_TO DO_. Make an exact copy of all the entries below, with the pictures left out.

⁂

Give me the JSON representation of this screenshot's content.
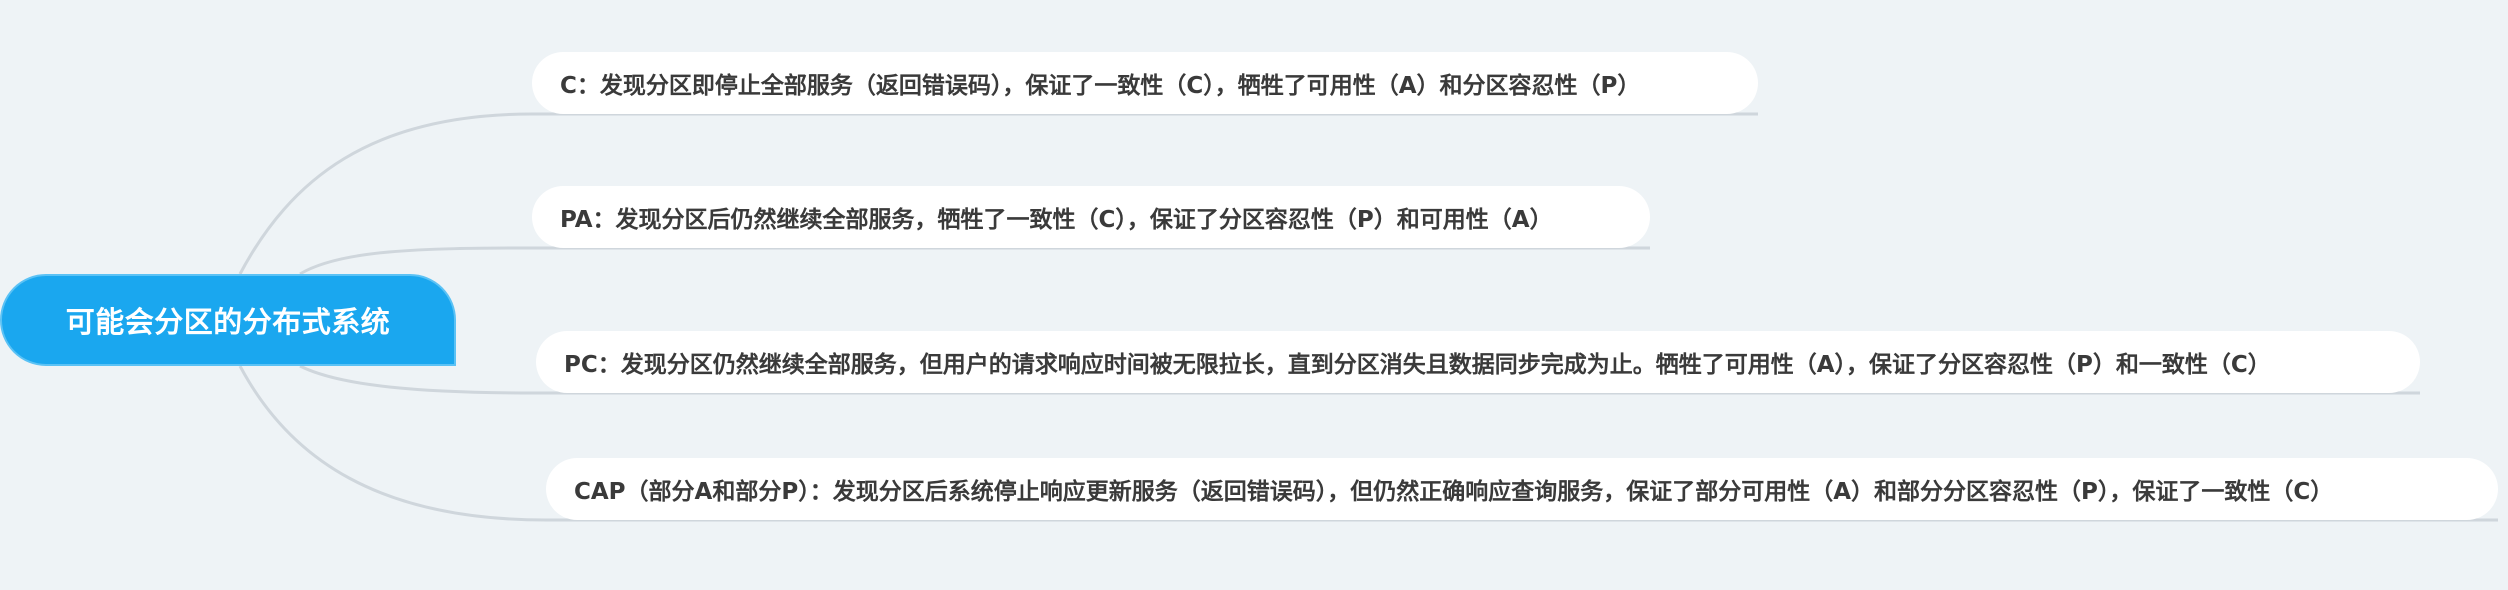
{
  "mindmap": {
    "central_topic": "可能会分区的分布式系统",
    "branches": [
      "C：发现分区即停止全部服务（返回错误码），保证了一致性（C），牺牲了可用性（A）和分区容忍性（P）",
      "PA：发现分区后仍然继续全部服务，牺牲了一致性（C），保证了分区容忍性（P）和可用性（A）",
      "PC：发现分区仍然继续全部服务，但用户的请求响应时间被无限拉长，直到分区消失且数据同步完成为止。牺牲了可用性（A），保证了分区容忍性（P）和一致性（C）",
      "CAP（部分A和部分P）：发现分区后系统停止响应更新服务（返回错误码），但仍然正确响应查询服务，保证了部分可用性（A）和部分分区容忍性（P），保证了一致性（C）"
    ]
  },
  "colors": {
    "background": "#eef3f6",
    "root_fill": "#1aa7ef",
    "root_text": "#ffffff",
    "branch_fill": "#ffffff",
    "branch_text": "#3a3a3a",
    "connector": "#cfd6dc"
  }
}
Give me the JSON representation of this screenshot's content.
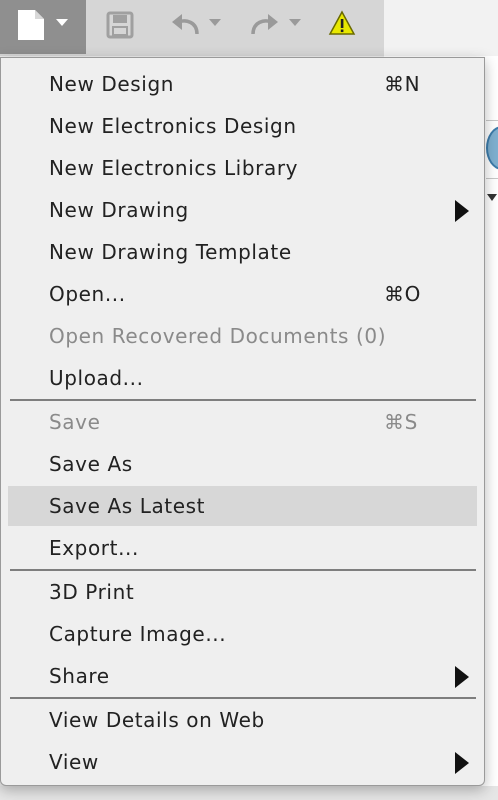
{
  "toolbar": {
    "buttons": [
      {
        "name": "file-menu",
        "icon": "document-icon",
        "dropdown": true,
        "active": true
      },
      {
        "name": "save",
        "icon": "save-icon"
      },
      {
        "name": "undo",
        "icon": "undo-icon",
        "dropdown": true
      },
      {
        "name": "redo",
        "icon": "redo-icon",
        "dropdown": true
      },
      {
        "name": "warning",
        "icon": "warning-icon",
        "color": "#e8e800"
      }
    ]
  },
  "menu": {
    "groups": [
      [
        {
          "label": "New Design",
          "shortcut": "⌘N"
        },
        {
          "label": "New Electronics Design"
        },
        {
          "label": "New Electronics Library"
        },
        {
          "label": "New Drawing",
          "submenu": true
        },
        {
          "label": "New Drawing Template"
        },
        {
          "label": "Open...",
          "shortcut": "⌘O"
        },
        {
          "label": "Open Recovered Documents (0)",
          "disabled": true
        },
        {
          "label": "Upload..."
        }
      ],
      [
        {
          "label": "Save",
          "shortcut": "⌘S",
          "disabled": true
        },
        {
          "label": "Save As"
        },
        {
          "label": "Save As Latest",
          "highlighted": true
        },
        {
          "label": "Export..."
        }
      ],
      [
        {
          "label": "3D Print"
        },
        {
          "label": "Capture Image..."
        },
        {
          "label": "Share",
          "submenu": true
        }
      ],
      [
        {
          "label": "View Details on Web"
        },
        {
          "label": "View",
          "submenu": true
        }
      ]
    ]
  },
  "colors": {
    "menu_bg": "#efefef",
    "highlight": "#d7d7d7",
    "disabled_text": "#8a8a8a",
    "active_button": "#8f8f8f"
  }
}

⁂

_RESPONSE TO THIS EXERCISE_.
Give me the JSON representation of this screenshot's content.
{
  "mindmap": {
    "central_topic": "可能会分区的分布式系统",
    "branches": [
      "C：发现分区即停止全部服务（返回错误码），保证了一致性（C），牺牲了可用性（A）和分区容忍性（P）",
      "PA：发现分区后仍然继续全部服务，牺牲了一致性（C），保证了分区容忍性（P）和可用性（A）",
      "PC：发现分区仍然继续全部服务，但用户的请求响应时间被无限拉长，直到分区消失且数据同步完成为止。牺牲了可用性（A），保证了分区容忍性（P）和一致性（C）",
      "CAP（部分A和部分P）：发现分区后系统停止响应更新服务（返回错误码），但仍然正确响应查询服务，保证了部分可用性（A）和部分分区容忍性（P），保证了一致性（C）"
    ]
  },
  "colors": {
    "background": "#eef3f6",
    "root_fill": "#1aa7ef",
    "root_text": "#ffffff",
    "branch_fill": "#ffffff",
    "branch_text": "#3a3a3a",
    "connector": "#cfd6dc"
  }
}
Give me the JSON representation of this screenshot's content.
{
  "toolbar": {
    "buttons": [
      {
        "name": "file-menu",
        "icon": "document-icon",
        "dropdown": true,
        "active": true
      },
      {
        "name": "save",
        "icon": "save-icon"
      },
      {
        "name": "undo",
        "icon": "undo-icon",
        "dropdown": true
      },
      {
        "name": "redo",
        "icon": "redo-icon",
        "dropdown": true
      },
      {
        "name": "warning",
        "icon": "warning-icon",
        "color": "#e8e800"
      }
    ]
  },
  "menu": {
    "groups": [
      [
        {
          "label": "New Design",
          "shortcut": "⌘N"
        },
        {
          "label": "New Electronics Design"
        },
        {
          "label": "New Electronics Library"
        },
        {
          "label": "New Drawing",
          "submenu": true
        },
        {
          "label": "New Drawing Template"
        },
        {
          "label": "Open...",
          "shortcut": "⌘O"
        },
        {
          "label": "Open Recovered Documents (0)",
          "disabled": true
        },
        {
          "label": "Upload..."
        }
      ],
      [
        {
          "label": "Save",
          "shortcut": "⌘S",
          "disabled": true
        },
        {
          "label": "Save As"
        },
        {
          "label": "Save As Latest",
          "highlighted": true
        },
        {
          "label": "Export..."
        }
      ],
      [
        {
          "label": "3D Print"
        },
        {
          "label": "Capture Image..."
        },
        {
          "label": "Share",
          "submenu": true
        }
      ],
      [
        {
          "label": "View Details on Web"
        },
        {
          "label": "View",
          "submenu": true
        }
      ]
    ]
  },
  "colors": {
    "menu_bg": "#efefef",
    "highlight": "#d7d7d7",
    "disabled_text": "#8a8a8a",
    "active_button": "#8f8f8f"
  }
}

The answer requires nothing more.